-- STATED PROBLEM --
Below is a block of records; reproduce all of them exactly and leave out any pictures.

[Data excerpts]

[start]

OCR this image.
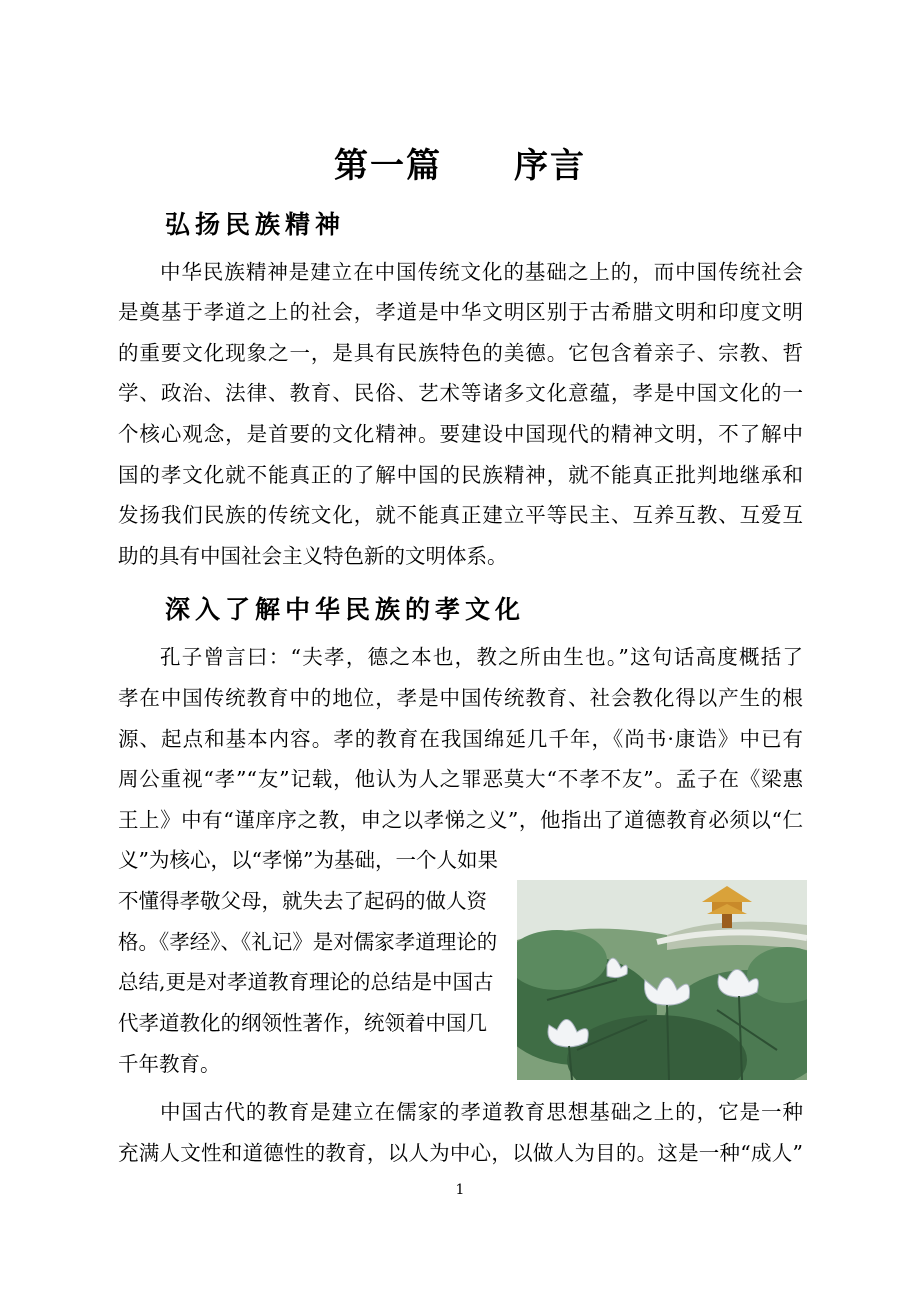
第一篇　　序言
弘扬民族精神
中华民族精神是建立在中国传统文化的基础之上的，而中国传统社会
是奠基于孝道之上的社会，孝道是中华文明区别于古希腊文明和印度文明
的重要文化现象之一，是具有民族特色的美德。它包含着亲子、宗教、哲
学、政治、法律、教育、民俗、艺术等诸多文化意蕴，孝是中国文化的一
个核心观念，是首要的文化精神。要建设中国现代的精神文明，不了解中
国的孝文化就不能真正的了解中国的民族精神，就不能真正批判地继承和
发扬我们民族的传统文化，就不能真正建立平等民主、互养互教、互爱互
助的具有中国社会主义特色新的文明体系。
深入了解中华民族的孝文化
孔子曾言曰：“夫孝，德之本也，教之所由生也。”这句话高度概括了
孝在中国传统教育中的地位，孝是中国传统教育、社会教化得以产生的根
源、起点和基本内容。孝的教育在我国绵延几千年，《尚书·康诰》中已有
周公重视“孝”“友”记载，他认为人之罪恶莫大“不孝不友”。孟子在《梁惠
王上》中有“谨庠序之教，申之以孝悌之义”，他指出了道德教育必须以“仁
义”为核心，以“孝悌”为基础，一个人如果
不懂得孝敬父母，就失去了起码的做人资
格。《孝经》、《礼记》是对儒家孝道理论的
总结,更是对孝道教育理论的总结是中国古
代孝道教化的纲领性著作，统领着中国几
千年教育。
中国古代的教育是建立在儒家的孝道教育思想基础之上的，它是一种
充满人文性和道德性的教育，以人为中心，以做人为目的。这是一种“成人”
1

[end]

-- OUTPUT OF THE EXERCISE --
OCR this image.
第一篇　　序言
弘扬民族精神
中华民族精神是建立在中国传统文化的基础之上的，而中国传统社会
是奠基于孝道之上的社会，孝道是中华文明区别于古希腊文明和印度文明
的重要文化现象之一，是具有民族特色的美德。它包含着亲子、宗教、哲
学、政治、法律、教育、民俗、艺术等诸多文化意蕴，孝是中国文化的一
个核心观念，是首要的文化精神。要建设中国现代的精神文明，不了解中
国的孝文化就不能真正的了解中国的民族精神，就不能真正批判地继承和
发扬我们民族的传统文化，就不能真正建立平等民主、互养互教、互爱互
助的具有中国社会主义特色新的文明体系。
深入了解中华民族的孝文化
孔子曾言曰：“夫孝，德之本也，教之所由生也。”这句话高度概括了
孝在中国传统教育中的地位，孝是中国传统教育、社会教化得以产生的根
源、起点和基本内容。孝的教育在我国绵延几千年，《尚书·康诰》中已有
周公重视“孝”“友”记载，他认为人之罪恶莫大“不孝不友”。孟子在《梁惠
王上》中有“谨庠序之教，申之以孝悌之义”，他指出了道德教育必须以“仁
义”为核心，以“孝悌”为基础，一个人如果
不懂得孝敬父母，就失去了起码的做人资
格。《孝经》、《礼记》是对儒家孝道理论的
总结,更是对孝道教育理论的总结是中国古
代孝道教化的纲领性著作，统领着中国几
千年教育。
中国古代的教育是建立在儒家的孝道教育思想基础之上的，它是一种
充满人文性和道德性的教育，以人为中心，以做人为目的。这是一种“成人”
1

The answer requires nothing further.